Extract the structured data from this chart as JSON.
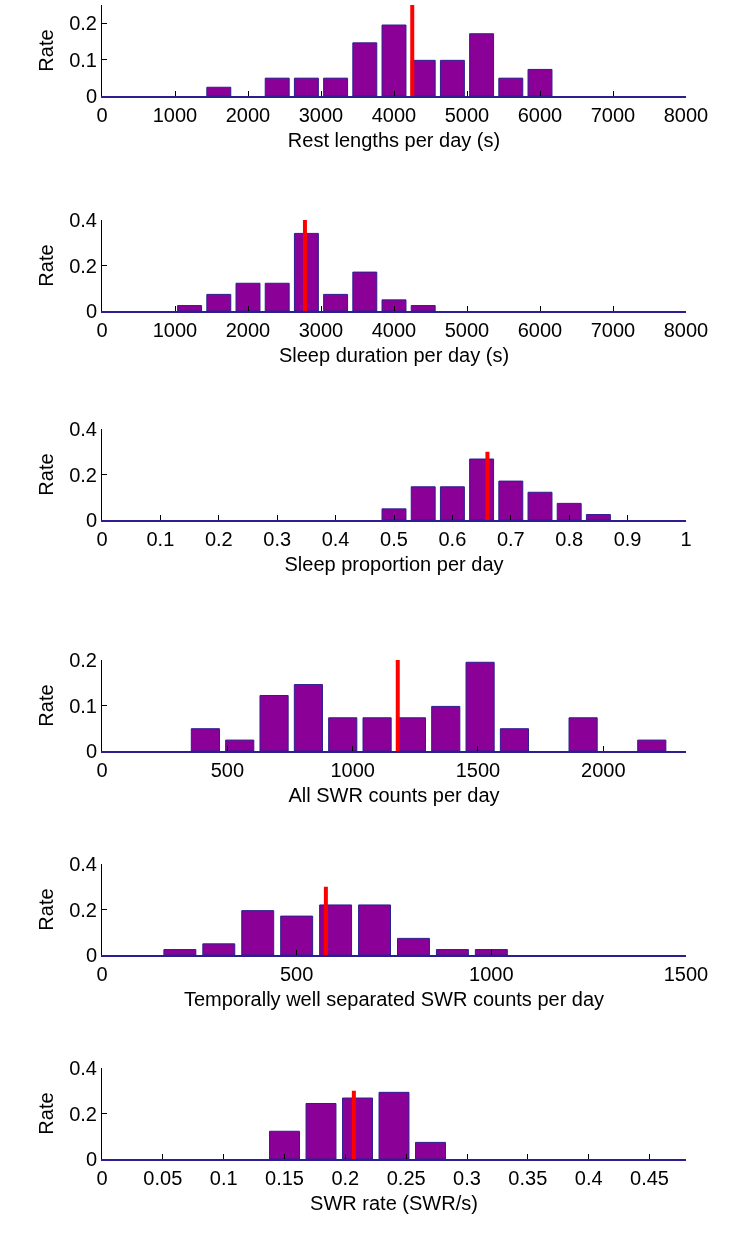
{
  "chart_data": [
    {
      "type": "histogram",
      "xlabel": "Rest lengths per day (s)",
      "ylabel": "Rate",
      "color": "#8b0096",
      "bins": [
        1400,
        1800,
        2200,
        2600,
        3000,
        3400,
        3800,
        4200,
        4600,
        5000,
        5400,
        5800,
        6200
      ],
      "values": [
        0.024,
        0,
        0.049,
        0.049,
        0.049,
        0.146,
        0.195,
        0.098,
        0.098,
        0.171,
        0.049,
        0.073
      ],
      "series": [
        {
          "type": "line",
          "color": "#ff0000",
          "x": [
            4250,
            4250
          ],
          "values": [
            0,
            0.25
          ]
        }
      ],
      "xlim": [
        0,
        8000
      ],
      "xticks": [
        0,
        1000,
        2000,
        3000,
        4000,
        5000,
        6000,
        7000,
        8000
      ],
      "ylim": [
        0,
        0.25
      ],
      "yticks": [
        0,
        0.1,
        0.2
      ],
      "grid": false
    },
    {
      "type": "histogram",
      "xlabel": "Sleep duration per day (s)",
      "ylabel": "Rate",
      "color": "#8b0096",
      "bins": [
        1000,
        1400,
        1800,
        2200,
        2600,
        3000,
        3400,
        3800,
        4200,
        4600
      ],
      "values": [
        0.024,
        0.073,
        0.122,
        0.122,
        0.341,
        0.073,
        0.171,
        0.049,
        0.024
      ],
      "series": [
        {
          "type": "line",
          "color": "#ff0000",
          "x": [
            2780,
            2780
          ],
          "values": [
            0,
            0.4
          ]
        }
      ],
      "xlim": [
        0,
        8000
      ],
      "xticks": [
        0,
        1000,
        2000,
        3000,
        4000,
        5000,
        6000,
        7000,
        8000
      ],
      "ylim": [
        0,
        0.4
      ],
      "yticks": [
        0,
        0.2,
        0.4
      ],
      "grid": false
    },
    {
      "type": "histogram",
      "xlabel": "Sleep proportion per day",
      "ylabel": "Rate",
      "color": "#8b0096",
      "bins": [
        0.475,
        0.525,
        0.575,
        0.625,
        0.675,
        0.725,
        0.775,
        0.825,
        0.875
      ],
      "values": [
        0.049,
        0.146,
        0.146,
        0.268,
        0.171,
        0.122,
        0.073,
        0.024
      ],
      "series": [
        {
          "type": "line",
          "color": "#ff0000",
          "x": [
            0.66,
            0.66
          ],
          "values": [
            0,
            0.3
          ]
        }
      ],
      "xlim": [
        0,
        1
      ],
      "xticks": [
        0,
        0.1,
        0.2,
        0.3,
        0.4,
        0.5,
        0.6,
        0.7,
        0.8,
        0.9,
        1
      ],
      "ylim": [
        0,
        0.4
      ],
      "yticks": [
        0,
        0.2,
        0.4
      ],
      "grid": false
    },
    {
      "type": "histogram",
      "xlabel": "All SWR counts per day",
      "ylabel": "Rate",
      "color": "#8b0096",
      "bins": [
        344,
        481,
        618,
        755,
        892,
        1029,
        1166,
        1303,
        1440,
        1577,
        1714,
        1851,
        1988,
        2125,
        2262
      ],
      "values": [
        0.049,
        0.024,
        0.122,
        0.146,
        0.073,
        0.073,
        0.073,
        0.098,
        0.195,
        0.049,
        0,
        0.073,
        0,
        0.024
      ],
      "series": [
        {
          "type": "line",
          "color": "#ff0000",
          "x": [
            1180,
            1180
          ],
          "values": [
            0,
            0.2
          ]
        }
      ],
      "xlim": [
        0,
        2330
      ],
      "xticks": [
        0,
        500,
        1000,
        1500,
        2000
      ],
      "ylim": [
        0,
        0.2
      ],
      "yticks": [
        0,
        0.1,
        0.2
      ],
      "grid": false
    },
    {
      "type": "histogram",
      "xlabel": "Temporally well separated SWR counts per day",
      "ylabel": "Rate",
      "color": "#8b0096",
      "bins": [
        150,
        250,
        350,
        450,
        550,
        650,
        750,
        850,
        950,
        1050
      ],
      "values": [
        0.024,
        0.049,
        0.195,
        0.171,
        0.22,
        0.22,
        0.073,
        0.024,
        0.024
      ],
      "series": [
        {
          "type": "line",
          "color": "#ff0000",
          "x": [
            575,
            575
          ],
          "values": [
            0,
            0.3
          ]
        }
      ],
      "xlim": [
        0,
        1500
      ],
      "xticks": [
        0,
        500,
        1000,
        1500
      ],
      "ylim": [
        0,
        0.4
      ],
      "yticks": [
        0,
        0.2,
        0.4
      ],
      "grid": false
    },
    {
      "type": "histogram",
      "xlabel": "SWR rate (SWR/s)",
      "ylabel": "Rate",
      "color": "#8b0096",
      "bins": [
        0.135,
        0.165,
        0.195,
        0.225,
        0.255,
        0.285
      ],
      "values": [
        0.122,
        0.244,
        0.268,
        0.293,
        0.073
      ],
      "series": [
        {
          "type": "line",
          "color": "#ff0000",
          "x": [
            0.207,
            0.207
          ],
          "values": [
            0,
            0.3
          ]
        }
      ],
      "xlim": [
        0,
        0.48
      ],
      "xticks": [
        0,
        0.05,
        0.1,
        0.15,
        0.2,
        0.25,
        0.3,
        0.35,
        0.4,
        0.45
      ],
      "ylim": [
        0,
        0.4
      ],
      "yticks": [
        0,
        0.2,
        0.4
      ],
      "grid": false
    }
  ]
}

○ ○ ○ ○ ○

Exercise instructions
Without including any pictures, reproduce the listing exactly.

Complete output
Extract the structured data from this chart as JSON.
{
  "chart_data": [
    {
      "type": "histogram",
      "xlabel": "Rest lengths per day (s)",
      "ylabel": "Rate",
      "color": "#8b0096",
      "bins": [
        1400,
        1800,
        2200,
        2600,
        3000,
        3400,
        3800,
        4200,
        4600,
        5000,
        5400,
        5800,
        6200
      ],
      "values": [
        0.024,
        0,
        0.049,
        0.049,
        0.049,
        0.146,
        0.195,
        0.098,
        0.098,
        0.171,
        0.049,
        0.073
      ],
      "series": [
        {
          "type": "line",
          "color": "#ff0000",
          "x": [
            4250,
            4250
          ],
          "values": [
            0,
            0.25
          ]
        }
      ],
      "xlim": [
        0,
        8000
      ],
      "xticks": [
        0,
        1000,
        2000,
        3000,
        4000,
        5000,
        6000,
        7000,
        8000
      ],
      "ylim": [
        0,
        0.25
      ],
      "yticks": [
        0,
        0.1,
        0.2
      ],
      "grid": false
    },
    {
      "type": "histogram",
      "xlabel": "Sleep duration per day (s)",
      "ylabel": "Rate",
      "color": "#8b0096",
      "bins": [
        1000,
        1400,
        1800,
        2200,
        2600,
        3000,
        3400,
        3800,
        4200,
        4600
      ],
      "values": [
        0.024,
        0.073,
        0.122,
        0.122,
        0.341,
        0.073,
        0.171,
        0.049,
        0.024
      ],
      "series": [
        {
          "type": "line",
          "color": "#ff0000",
          "x": [
            2780,
            2780
          ],
          "values": [
            0,
            0.4
          ]
        }
      ],
      "xlim": [
        0,
        8000
      ],
      "xticks": [
        0,
        1000,
        2000,
        3000,
        4000,
        5000,
        6000,
        7000,
        8000
      ],
      "ylim": [
        0,
        0.4
      ],
      "yticks": [
        0,
        0.2,
        0.4
      ],
      "grid": false
    },
    {
      "type": "histogram",
      "xlabel": "Sleep proportion per day",
      "ylabel": "Rate",
      "color": "#8b0096",
      "bins": [
        0.475,
        0.525,
        0.575,
        0.625,
        0.675,
        0.725,
        0.775,
        0.825,
        0.875
      ],
      "values": [
        0.049,
        0.146,
        0.146,
        0.268,
        0.171,
        0.122,
        0.073,
        0.024
      ],
      "series": [
        {
          "type": "line",
          "color": "#ff0000",
          "x": [
            0.66,
            0.66
          ],
          "values": [
            0,
            0.3
          ]
        }
      ],
      "xlim": [
        0,
        1
      ],
      "xticks": [
        0,
        0.1,
        0.2,
        0.3,
        0.4,
        0.5,
        0.6,
        0.7,
        0.8,
        0.9,
        1
      ],
      "ylim": [
        0,
        0.4
      ],
      "yticks": [
        0,
        0.2,
        0.4
      ],
      "grid": false
    },
    {
      "type": "histogram",
      "xlabel": "All SWR counts per day",
      "ylabel": "Rate",
      "color": "#8b0096",
      "bins": [
        344,
        481,
        618,
        755,
        892,
        1029,
        1166,
        1303,
        1440,
        1577,
        1714,
        1851,
        1988,
        2125,
        2262
      ],
      "values": [
        0.049,
        0.024,
        0.122,
        0.146,
        0.073,
        0.073,
        0.073,
        0.098,
        0.195,
        0.049,
        0,
        0.073,
        0,
        0.024
      ],
      "series": [
        {
          "type": "line",
          "color": "#ff0000",
          "x": [
            1180,
            1180
          ],
          "values": [
            0,
            0.2
          ]
        }
      ],
      "xlim": [
        0,
        2330
      ],
      "xticks": [
        0,
        500,
        1000,
        1500,
        2000
      ],
      "ylim": [
        0,
        0.2
      ],
      "yticks": [
        0,
        0.1,
        0.2
      ],
      "grid": false
    },
    {
      "type": "histogram",
      "xlabel": "Temporally well separated SWR counts per day",
      "ylabel": "Rate",
      "color": "#8b0096",
      "bins": [
        150,
        250,
        350,
        450,
        550,
        650,
        750,
        850,
        950,
        1050
      ],
      "values": [
        0.024,
        0.049,
        0.195,
        0.171,
        0.22,
        0.22,
        0.073,
        0.024,
        0.024
      ],
      "series": [
        {
          "type": "line",
          "color": "#ff0000",
          "x": [
            575,
            575
          ],
          "values": [
            0,
            0.3
          ]
        }
      ],
      "xlim": [
        0,
        1500
      ],
      "xticks": [
        0,
        500,
        1000,
        1500
      ],
      "ylim": [
        0,
        0.4
      ],
      "yticks": [
        0,
        0.2,
        0.4
      ],
      "grid": false
    },
    {
      "type": "histogram",
      "xlabel": "SWR rate (SWR/s)",
      "ylabel": "Rate",
      "color": "#8b0096",
      "bins": [
        0.135,
        0.165,
        0.195,
        0.225,
        0.255,
        0.285
      ],
      "values": [
        0.122,
        0.244,
        0.268,
        0.293,
        0.073
      ],
      "series": [
        {
          "type": "line",
          "color": "#ff0000",
          "x": [
            0.207,
            0.207
          ],
          "values": [
            0,
            0.3
          ]
        }
      ],
      "xlim": [
        0,
        0.48
      ],
      "xticks": [
        0,
        0.05,
        0.1,
        0.15,
        0.2,
        0.25,
        0.3,
        0.35,
        0.4,
        0.45
      ],
      "ylim": [
        0,
        0.4
      ],
      "yticks": [
        0,
        0.2,
        0.4
      ],
      "grid": false
    }
  ]
}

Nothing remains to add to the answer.